Output the material beneath exactly, leaving nothing out.

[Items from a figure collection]
____________________
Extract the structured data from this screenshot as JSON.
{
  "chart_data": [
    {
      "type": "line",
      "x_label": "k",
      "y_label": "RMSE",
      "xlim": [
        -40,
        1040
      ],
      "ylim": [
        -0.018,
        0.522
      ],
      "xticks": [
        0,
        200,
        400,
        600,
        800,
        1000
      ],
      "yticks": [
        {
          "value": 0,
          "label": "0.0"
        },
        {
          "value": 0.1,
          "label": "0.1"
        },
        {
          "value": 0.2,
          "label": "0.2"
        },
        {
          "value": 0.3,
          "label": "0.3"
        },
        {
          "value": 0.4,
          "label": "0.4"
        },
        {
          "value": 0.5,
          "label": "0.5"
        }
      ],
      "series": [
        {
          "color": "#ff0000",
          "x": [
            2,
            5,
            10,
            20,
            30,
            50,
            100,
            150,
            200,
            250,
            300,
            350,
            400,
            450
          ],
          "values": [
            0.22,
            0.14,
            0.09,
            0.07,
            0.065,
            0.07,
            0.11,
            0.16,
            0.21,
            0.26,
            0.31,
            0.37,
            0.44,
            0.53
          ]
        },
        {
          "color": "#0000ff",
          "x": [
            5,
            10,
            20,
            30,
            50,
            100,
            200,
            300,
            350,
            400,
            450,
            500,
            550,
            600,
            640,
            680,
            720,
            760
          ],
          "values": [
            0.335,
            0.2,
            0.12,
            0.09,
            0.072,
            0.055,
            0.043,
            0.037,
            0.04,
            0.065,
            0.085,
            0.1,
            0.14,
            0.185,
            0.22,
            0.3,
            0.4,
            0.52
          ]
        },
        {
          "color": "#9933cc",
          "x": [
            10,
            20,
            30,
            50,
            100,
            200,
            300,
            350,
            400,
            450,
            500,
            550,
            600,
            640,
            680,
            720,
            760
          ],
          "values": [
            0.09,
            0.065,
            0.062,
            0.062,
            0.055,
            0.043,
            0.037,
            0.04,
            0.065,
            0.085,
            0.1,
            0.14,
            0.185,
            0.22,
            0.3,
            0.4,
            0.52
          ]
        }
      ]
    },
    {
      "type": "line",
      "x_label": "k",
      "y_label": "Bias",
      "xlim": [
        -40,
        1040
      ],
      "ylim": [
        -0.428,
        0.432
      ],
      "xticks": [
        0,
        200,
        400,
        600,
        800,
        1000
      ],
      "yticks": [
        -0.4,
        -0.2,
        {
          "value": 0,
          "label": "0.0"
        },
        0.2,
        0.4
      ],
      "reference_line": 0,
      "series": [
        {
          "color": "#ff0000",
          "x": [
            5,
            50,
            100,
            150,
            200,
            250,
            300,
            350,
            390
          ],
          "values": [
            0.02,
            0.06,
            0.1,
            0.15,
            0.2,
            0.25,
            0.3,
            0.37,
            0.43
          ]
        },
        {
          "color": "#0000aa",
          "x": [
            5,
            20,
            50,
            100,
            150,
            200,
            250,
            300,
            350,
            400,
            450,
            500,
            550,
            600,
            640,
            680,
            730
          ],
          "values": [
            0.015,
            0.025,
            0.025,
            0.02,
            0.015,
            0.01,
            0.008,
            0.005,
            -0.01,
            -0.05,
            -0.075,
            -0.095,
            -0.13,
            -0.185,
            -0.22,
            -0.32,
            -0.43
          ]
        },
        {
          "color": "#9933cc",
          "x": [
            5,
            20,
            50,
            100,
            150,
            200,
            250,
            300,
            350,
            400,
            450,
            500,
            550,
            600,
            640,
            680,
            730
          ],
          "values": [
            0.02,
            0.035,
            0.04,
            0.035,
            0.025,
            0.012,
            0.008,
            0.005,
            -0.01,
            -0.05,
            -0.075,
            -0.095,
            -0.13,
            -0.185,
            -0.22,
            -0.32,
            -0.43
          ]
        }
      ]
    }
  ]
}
____________________
RIGHT ANSWER →
Extract the structured data from this screenshot as JSON.
{
  "chart_data": [
    {
      "type": "line",
      "x_label": "k",
      "y_label": "RMSE",
      "xlim": [
        -40,
        1040
      ],
      "ylim": [
        -0.018,
        0.522
      ],
      "xticks": [
        0,
        200,
        400,
        600,
        800,
        1000
      ],
      "yticks": [
        {
          "value": 0,
          "label": "0.0"
        },
        {
          "value": 0.1,
          "label": "0.1"
        },
        {
          "value": 0.2,
          "label": "0.2"
        },
        {
          "value": 0.3,
          "label": "0.3"
        },
        {
          "value": 0.4,
          "label": "0.4"
        },
        {
          "value": 0.5,
          "label": "0.5"
        }
      ],
      "series": [
        {
          "color": "#ff0000",
          "x": [
            2,
            5,
            10,
            20,
            30,
            50,
            100,
            150,
            200,
            250,
            300,
            350,
            400,
            450
          ],
          "values": [
            0.22,
            0.14,
            0.09,
            0.07,
            0.065,
            0.07,
            0.11,
            0.16,
            0.21,
            0.26,
            0.31,
            0.37,
            0.44,
            0.53
          ]
        },
        {
          "color": "#0000ff",
          "x": [
            5,
            10,
            20,
            30,
            50,
            100,
            200,
            300,
            350,
            400,
            450,
            500,
            550,
            600,
            640,
            680,
            720,
            760
          ],
          "values": [
            0.335,
            0.2,
            0.12,
            0.09,
            0.072,
            0.055,
            0.043,
            0.037,
            0.04,
            0.065,
            0.085,
            0.1,
            0.14,
            0.185,
            0.22,
            0.3,
            0.4,
            0.52
          ]
        },
        {
          "color": "#9933cc",
          "x": [
            10,
            20,
            30,
            50,
            100,
            200,
            300,
            350,
            400,
            450,
            500,
            550,
            600,
            640,
            680,
            720,
            760
          ],
          "values": [
            0.09,
            0.065,
            0.062,
            0.062,
            0.055,
            0.043,
            0.037,
            0.04,
            0.065,
            0.085,
            0.1,
            0.14,
            0.185,
            0.22,
            0.3,
            0.4,
            0.52
          ]
        }
      ]
    },
    {
      "type": "line",
      "x_label": "k",
      "y_label": "Bias",
      "xlim": [
        -40,
        1040
      ],
      "ylim": [
        -0.428,
        0.432
      ],
      "xticks": [
        0,
        200,
        400,
        600,
        800,
        1000
      ],
      "yticks": [
        -0.4,
        -0.2,
        {
          "value": 0,
          "label": "0.0"
        },
        0.2,
        0.4
      ],
      "reference_line": 0,
      "series": [
        {
          "color": "#ff0000",
          "x": [
            5,
            50,
            100,
            150,
            200,
            250,
            300,
            350,
            390
          ],
          "values": [
            0.02,
            0.06,
            0.1,
            0.15,
            0.2,
            0.25,
            0.3,
            0.37,
            0.43
          ]
        },
        {
          "color": "#0000aa",
          "x": [
            5,
            20,
            50,
            100,
            150,
            200,
            250,
            300,
            350,
            400,
            450,
            500,
            550,
            600,
            640,
            680,
            730
          ],
          "values": [
            0.015,
            0.025,
            0.025,
            0.02,
            0.015,
            0.01,
            0.008,
            0.005,
            -0.01,
            -0.05,
            -0.075,
            -0.095,
            -0.13,
            -0.185,
            -0.22,
            -0.32,
            -0.43
          ]
        },
        {
          "color": "#9933cc",
          "x": [
            5,
            20,
            50,
            100,
            150,
            200,
            250,
            300,
            350,
            400,
            450,
            500,
            550,
            600,
            640,
            680,
            730
          ],
          "values": [
            0.02,
            0.035,
            0.04,
            0.035,
            0.025,
            0.012,
            0.008,
            0.005,
            -0.01,
            -0.05,
            -0.075,
            -0.095,
            -0.13,
            -0.185,
            -0.22,
            -0.32,
            -0.43
          ]
        }
      ]
    }
  ]
}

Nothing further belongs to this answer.